Given instruction:
Extract, word for word, the lines of the records from the very first line through the line that contains "146, 32, 157]", with both of those lines included.

--- Start Given data ---

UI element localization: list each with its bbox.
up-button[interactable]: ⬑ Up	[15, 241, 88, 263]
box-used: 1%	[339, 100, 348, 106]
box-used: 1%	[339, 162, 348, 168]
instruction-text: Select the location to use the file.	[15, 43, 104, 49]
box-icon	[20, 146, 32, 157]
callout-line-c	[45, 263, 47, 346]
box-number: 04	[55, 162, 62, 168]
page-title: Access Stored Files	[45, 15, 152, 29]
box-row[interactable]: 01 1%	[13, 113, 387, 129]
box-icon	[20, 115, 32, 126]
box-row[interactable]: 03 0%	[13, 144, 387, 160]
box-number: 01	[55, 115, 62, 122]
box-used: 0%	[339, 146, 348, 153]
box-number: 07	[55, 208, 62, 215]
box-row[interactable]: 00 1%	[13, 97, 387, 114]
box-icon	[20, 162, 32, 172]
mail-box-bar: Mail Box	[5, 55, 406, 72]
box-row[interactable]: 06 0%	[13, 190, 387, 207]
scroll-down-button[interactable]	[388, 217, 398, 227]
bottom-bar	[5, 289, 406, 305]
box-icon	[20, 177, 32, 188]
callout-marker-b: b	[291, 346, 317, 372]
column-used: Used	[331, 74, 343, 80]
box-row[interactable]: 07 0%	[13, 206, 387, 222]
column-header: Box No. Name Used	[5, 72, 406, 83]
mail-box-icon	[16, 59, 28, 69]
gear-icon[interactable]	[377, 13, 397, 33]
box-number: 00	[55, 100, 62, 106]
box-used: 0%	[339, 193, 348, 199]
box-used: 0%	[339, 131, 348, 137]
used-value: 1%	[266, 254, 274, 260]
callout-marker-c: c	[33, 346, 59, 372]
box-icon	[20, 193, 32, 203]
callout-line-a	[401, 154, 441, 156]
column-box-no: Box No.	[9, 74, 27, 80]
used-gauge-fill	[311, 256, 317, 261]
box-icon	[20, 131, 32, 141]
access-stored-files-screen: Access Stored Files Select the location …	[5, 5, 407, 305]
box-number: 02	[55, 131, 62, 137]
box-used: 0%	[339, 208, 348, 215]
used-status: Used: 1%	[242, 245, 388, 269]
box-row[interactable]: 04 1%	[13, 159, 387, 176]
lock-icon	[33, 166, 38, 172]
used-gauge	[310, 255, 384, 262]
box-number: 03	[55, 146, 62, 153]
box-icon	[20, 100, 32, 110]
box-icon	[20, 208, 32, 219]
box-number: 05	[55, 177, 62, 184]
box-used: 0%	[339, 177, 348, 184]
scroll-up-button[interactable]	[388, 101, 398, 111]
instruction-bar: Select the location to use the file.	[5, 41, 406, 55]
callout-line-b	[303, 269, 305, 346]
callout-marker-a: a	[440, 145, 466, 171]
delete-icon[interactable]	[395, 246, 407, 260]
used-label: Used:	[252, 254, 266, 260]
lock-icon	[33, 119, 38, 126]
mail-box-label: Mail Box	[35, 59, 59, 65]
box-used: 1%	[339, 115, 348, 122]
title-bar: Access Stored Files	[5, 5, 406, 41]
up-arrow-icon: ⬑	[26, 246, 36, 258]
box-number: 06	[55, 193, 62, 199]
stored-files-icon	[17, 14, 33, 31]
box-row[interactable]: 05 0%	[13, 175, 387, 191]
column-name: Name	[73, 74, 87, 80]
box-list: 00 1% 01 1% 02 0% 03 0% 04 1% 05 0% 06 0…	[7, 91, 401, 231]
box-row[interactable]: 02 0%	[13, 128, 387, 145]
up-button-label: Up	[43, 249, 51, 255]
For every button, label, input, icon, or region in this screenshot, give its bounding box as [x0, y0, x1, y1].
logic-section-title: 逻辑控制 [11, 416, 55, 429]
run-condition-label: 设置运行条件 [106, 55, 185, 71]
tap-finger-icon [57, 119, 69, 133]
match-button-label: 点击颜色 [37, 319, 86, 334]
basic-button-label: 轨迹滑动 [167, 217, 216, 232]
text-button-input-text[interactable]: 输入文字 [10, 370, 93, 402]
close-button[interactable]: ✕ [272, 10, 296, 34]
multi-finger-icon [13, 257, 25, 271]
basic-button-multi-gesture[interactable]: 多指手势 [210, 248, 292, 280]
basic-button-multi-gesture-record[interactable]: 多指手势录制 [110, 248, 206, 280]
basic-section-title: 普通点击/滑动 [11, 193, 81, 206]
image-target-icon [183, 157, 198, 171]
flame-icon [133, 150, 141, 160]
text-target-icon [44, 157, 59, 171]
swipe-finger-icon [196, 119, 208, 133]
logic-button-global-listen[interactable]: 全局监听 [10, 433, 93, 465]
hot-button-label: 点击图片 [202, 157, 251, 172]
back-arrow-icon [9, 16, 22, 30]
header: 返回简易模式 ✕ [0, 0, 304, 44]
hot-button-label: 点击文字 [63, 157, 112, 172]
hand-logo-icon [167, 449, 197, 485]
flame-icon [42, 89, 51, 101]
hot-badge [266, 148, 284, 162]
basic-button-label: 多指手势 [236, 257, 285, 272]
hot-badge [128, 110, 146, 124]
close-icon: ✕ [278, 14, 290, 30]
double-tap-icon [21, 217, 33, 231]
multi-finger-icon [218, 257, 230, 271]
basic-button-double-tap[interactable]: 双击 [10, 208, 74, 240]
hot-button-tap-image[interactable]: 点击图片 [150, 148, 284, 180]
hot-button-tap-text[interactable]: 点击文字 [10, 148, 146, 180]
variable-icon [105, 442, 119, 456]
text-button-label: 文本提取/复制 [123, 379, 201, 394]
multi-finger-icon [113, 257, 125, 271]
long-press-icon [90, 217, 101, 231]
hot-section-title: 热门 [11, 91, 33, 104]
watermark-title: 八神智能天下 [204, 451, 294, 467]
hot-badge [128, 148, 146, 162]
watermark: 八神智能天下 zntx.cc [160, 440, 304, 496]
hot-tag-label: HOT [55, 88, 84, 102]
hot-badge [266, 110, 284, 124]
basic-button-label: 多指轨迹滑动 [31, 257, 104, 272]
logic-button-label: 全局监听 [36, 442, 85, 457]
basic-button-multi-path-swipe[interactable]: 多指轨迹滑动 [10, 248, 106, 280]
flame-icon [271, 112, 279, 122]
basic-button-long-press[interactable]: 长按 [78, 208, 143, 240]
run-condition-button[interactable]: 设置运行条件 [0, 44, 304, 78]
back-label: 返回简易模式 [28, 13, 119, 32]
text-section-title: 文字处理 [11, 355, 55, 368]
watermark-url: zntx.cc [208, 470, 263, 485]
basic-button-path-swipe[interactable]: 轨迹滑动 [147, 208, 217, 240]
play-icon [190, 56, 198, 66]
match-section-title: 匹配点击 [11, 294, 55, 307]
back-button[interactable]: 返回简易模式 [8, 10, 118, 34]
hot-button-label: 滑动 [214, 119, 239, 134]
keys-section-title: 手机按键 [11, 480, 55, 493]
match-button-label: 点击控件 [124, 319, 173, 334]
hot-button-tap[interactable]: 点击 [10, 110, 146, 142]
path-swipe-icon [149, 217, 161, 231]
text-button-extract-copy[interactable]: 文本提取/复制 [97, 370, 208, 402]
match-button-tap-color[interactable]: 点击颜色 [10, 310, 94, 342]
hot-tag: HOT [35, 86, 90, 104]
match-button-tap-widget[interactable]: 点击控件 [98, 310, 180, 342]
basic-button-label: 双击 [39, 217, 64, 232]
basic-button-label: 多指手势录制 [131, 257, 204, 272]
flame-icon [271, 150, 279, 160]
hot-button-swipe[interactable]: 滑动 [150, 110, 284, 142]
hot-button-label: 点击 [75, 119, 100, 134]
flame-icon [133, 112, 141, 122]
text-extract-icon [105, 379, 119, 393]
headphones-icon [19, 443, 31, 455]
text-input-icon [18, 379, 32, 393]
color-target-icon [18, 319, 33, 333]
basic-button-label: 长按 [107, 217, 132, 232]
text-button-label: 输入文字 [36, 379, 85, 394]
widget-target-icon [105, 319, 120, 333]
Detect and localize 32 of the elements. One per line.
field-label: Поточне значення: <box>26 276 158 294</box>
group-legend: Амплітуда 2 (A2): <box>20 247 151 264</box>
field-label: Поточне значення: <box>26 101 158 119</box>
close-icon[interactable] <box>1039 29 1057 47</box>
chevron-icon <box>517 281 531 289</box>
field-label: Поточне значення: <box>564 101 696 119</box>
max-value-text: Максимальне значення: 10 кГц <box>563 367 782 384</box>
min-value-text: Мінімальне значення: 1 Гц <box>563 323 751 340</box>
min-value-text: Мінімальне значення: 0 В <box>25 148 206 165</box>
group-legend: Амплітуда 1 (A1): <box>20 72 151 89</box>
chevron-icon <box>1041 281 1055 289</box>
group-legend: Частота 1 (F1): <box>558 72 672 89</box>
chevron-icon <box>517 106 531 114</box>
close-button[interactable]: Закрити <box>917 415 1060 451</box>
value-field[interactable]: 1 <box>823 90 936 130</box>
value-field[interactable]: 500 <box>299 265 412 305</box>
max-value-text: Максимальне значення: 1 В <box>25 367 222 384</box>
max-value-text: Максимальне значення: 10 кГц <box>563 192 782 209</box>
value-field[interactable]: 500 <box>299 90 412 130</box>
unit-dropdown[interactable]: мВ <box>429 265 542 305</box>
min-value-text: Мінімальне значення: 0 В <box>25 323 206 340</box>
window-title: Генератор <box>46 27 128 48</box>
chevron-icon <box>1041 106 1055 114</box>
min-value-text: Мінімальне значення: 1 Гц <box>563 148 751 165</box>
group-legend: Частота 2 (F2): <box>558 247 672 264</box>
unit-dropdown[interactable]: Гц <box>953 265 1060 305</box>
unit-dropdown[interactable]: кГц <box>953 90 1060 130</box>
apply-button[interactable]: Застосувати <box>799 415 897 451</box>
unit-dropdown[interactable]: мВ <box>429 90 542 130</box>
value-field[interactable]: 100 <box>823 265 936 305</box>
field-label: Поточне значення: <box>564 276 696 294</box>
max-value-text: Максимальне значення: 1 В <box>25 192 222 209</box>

--- End Given data ---

Solution to this exercise:
UI element localization: list each with its bbox.
up-button[interactable]: ⬑ Up	[15, 241, 88, 263]
box-used: 1%	[339, 100, 348, 106]
box-used: 1%	[339, 162, 348, 168]
instruction-text: Select the location to use the file.	[15, 43, 104, 49]
box-icon	[20, 146, 32, 157]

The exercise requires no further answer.